Write out every line of these records as a JSON list of strings, one string per line, leaving out blank lines.
[begin PROVIDED ENTRIES]
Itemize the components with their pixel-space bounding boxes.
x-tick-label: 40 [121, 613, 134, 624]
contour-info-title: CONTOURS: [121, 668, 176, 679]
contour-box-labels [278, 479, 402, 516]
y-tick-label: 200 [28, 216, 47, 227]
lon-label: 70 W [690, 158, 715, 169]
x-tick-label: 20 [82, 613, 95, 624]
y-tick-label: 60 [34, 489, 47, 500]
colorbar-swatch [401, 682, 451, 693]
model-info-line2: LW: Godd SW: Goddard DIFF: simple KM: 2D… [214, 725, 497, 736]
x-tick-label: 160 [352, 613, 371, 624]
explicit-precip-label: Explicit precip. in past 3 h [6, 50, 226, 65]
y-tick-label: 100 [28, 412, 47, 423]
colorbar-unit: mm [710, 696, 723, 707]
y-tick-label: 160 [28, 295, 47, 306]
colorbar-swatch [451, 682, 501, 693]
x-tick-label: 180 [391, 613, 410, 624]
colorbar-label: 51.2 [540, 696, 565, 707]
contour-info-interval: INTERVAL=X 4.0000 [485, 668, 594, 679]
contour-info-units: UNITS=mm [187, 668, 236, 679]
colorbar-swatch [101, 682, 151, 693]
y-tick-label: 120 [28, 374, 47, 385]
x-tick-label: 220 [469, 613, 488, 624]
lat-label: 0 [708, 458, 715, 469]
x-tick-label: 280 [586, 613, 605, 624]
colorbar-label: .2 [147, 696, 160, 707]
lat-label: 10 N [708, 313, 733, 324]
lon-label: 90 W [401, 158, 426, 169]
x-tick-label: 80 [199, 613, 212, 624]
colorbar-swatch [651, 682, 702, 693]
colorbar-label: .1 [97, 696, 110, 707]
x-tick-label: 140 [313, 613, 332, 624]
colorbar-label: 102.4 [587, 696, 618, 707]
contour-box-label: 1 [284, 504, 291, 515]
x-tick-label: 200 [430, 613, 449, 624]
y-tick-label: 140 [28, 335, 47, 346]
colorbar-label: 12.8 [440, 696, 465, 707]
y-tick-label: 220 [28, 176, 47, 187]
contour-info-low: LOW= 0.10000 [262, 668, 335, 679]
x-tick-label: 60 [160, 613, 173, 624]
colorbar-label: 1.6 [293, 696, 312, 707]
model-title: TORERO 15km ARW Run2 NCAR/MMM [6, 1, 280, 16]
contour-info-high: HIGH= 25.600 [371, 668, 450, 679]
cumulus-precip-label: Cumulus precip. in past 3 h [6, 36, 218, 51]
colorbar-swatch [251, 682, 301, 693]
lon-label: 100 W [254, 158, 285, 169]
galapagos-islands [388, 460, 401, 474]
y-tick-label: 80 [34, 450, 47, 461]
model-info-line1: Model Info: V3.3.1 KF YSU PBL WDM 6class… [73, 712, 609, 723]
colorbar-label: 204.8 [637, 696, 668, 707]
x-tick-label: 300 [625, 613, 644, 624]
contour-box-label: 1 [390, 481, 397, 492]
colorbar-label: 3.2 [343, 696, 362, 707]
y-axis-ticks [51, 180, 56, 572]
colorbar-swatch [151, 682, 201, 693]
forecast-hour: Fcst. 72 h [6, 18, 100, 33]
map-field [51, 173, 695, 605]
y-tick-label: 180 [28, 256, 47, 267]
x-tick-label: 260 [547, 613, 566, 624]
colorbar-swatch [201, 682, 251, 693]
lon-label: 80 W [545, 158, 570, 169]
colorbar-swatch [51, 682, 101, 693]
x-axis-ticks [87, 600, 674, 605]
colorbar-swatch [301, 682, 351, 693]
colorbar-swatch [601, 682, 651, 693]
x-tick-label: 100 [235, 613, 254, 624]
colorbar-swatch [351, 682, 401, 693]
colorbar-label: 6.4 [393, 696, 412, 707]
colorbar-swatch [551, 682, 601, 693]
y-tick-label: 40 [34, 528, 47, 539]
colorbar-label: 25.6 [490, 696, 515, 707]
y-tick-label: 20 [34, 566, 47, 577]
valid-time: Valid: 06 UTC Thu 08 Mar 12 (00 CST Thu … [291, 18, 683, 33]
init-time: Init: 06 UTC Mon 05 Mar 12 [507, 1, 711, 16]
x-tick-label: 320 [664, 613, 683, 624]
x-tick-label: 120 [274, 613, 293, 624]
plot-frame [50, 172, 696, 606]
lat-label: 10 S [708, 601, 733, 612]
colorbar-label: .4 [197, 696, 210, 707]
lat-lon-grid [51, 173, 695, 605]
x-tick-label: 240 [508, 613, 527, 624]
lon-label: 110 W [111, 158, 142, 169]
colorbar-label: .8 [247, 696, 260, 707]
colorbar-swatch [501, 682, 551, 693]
[end PROVIDED ENTRIES]
__FULL RESPONSE__:
[
  "Itemize the components with their pixel-space bounding boxes.",
  "x-tick-label: 40 [121, 613, 134, 624]",
  "contour-info-title: CONTOURS: [121, 668, 176, 679]",
  "contour-box-labels [278, 479, 402, 516]",
  "y-tick-label: 200 [28, 216, 47, 227]",
  "lon-label: 70 W [690, 158, 715, 169]",
  "x-tick-label: 20 [82, 613, 95, 624]",
  "y-tick-label: 60 [34, 489, 47, 500]",
  "colorbar-swatch [401, 682, 451, 693]",
  "model-info-line2: LW: Godd SW: Goddard DIFF: simple KM: 2D… [214, 725, 497, 736]",
  "x-tick-label: 160 [352, 613, 371, 624]",
  "explicit-precip-label: Explicit precip. in past 3 h [6, 50, 226, 65]",
  "y-tick-label: 100 [28, 412, 47, 423]",
  "colorbar-unit: mm [710, 696, 723, 707]",
  "y-tick-label: 160 [28, 295, 47, 306]",
  "colorbar-swatch [451, 682, 501, 693]",
  "x-tick-label: 180 [391, 613, 410, 624]",
  "colorbar-label: 51.2 [540, 696, 565, 707]",
  "contour-info-interval: INTERVAL=X 4.0000 [485, 668, 594, 679]",
  "contour-info-units: UNITS=mm [187, 668, 236, 679]",
  "colorbar-swatch [101, 682, 151, 693]",
  "y-tick-label: 120 [28, 374, 47, 385]",
  "x-tick-label: 220 [469, 613, 488, 624]",
  "lat-label: 0 [708, 458, 715, 469]",
  "x-tick-label: 280 [586, 613, 605, 624]",
  "colorbar-label: .2 [147, 696, 160, 707]",
  "lat-label: 10 N [708, 313, 733, 324]",
  "lon-label: 90 W [401, 158, 426, 169]",
  "x-tick-label: 80 [199, 613, 212, 624]",
  "colorbar-swatch [651, 682, 702, 693]",
  "colorbar-label: .1 [97, 696, 110, 707]",
  "x-tick-label: 140 [313, 613, 332, 624]",
  "colorbar-label: 102.4 [587, 696, 618, 707]",
  "contour-box-label: 1 [284, 504, 291, 515]",
  "x-tick-label: 200 [430, 613, 449, 624]",
  "y-tick-label: 140 [28, 335, 47, 346]",
  "colorbar-label: 12.8 [440, 696, 465, 707]",
  "y-tick-label: 220 [28, 176, 47, 187]",
  "contour-info-low: LOW= 0.10000 [262, 668, 335, 679]",
  "x-tick-label: 60 [160, 613, 173, 624]",
  "colorbar-label: 1.6 [293, 696, 312, 707]",
  "model-title: TORERO 15km ARW Run2 NCAR/MMM [6, 1, 280, 16]",
  "contour-info-high: HIGH= 25.600 [371, 668, 450, 679]",
  "cumulus-precip-label: Cumulus precip. in past 3 h [6, 36, 218, 51]",
  "colorbar-swatch [251, 682, 301, 693]",
  "lon-label: 100 W [254, 158, 285, 169]",
  "galapagos-islands [388, 460, 401, 474]",
  "y-tick-label: 80 [34, 450, 47, 461]",
  "model-info-line1: Model Info: V3.3.1 KF YSU PBL WDM 6class… [73, 712, 609, 723]",
  "colorbar-label: 204.8 [637, 696, 668, 707]",
  "x-tick-label: 300 [625, 613, 644, 624]",
  "contour-box-label: 1 [390, 481, 397, 492]",
  "colorbar-label: 3.2 [343, 696, 362, 707]",
  "y-axis-ticks [51, 180, 56, 572]",
  "colorbar-swatch [151, 682, 201, 693]",
  "forecast-hour: Fcst. 72 h [6, 18, 100, 33]",
  "map-field [51, 173, 695, 605]",
  "y-tick-label: 180 [28, 256, 47, 267]",
  "x-tick-label: 260 [547, 613, 566, 624]",
  "colorbar-swatch [201, 682, 251, 693]",
  "lon-label: 80 W [545, 158, 570, 169]",
  "colorbar-swatch [51, 682, 101, 693]",
  "x-axis-ticks [87, 600, 674, 605]",
  "colorbar-swatch [301, 682, 351, 693]",
  "colorbar-swatch [601, 682, 651, 693]",
  "x-tick-label: 100 [235, 613, 254, 624]",
  "colorbar-swatch [351, 682, 401, 693]",
  "colorbar-label: 6.4 [393, 696, 412, 707]",
  "colorbar-swatch [551, 682, 601, 693]",
  "y-tick-label: 40 [34, 528, 47, 539]",
  "colorbar-label: 25.6 [490, 696, 515, 707]",
  "y-tick-label: 20 [34, 566, 47, 577]",
  "valid-time: Valid: 06 UTC Thu 08 Mar 12 (00 CST Thu … [291, 18, 683, 33]",
  "init-time: Init: 06 UTC Mon 05 Mar 12 [507, 1, 711, 16]",
  "x-tick-label: 320 [664, 613, 683, 624]",
  "x-tick-label: 120 [274, 613, 293, 624]",
  "plot-frame [50, 172, 696, 606]",
  "lat-label: 10 S [708, 601, 733, 612]",
  "colorbar-label: .4 [197, 696, 210, 707]",
  "lat-lon-grid [51, 173, 695, 605]",
  "x-tick-label: 240 [508, 613, 527, 624]",
  "lon-label: 110 W [111, 158, 142, 169]",
  "colorbar-label: .8 [247, 696, 260, 707]",
  "colorbar-swatch [501, 682, 551, 693]"
]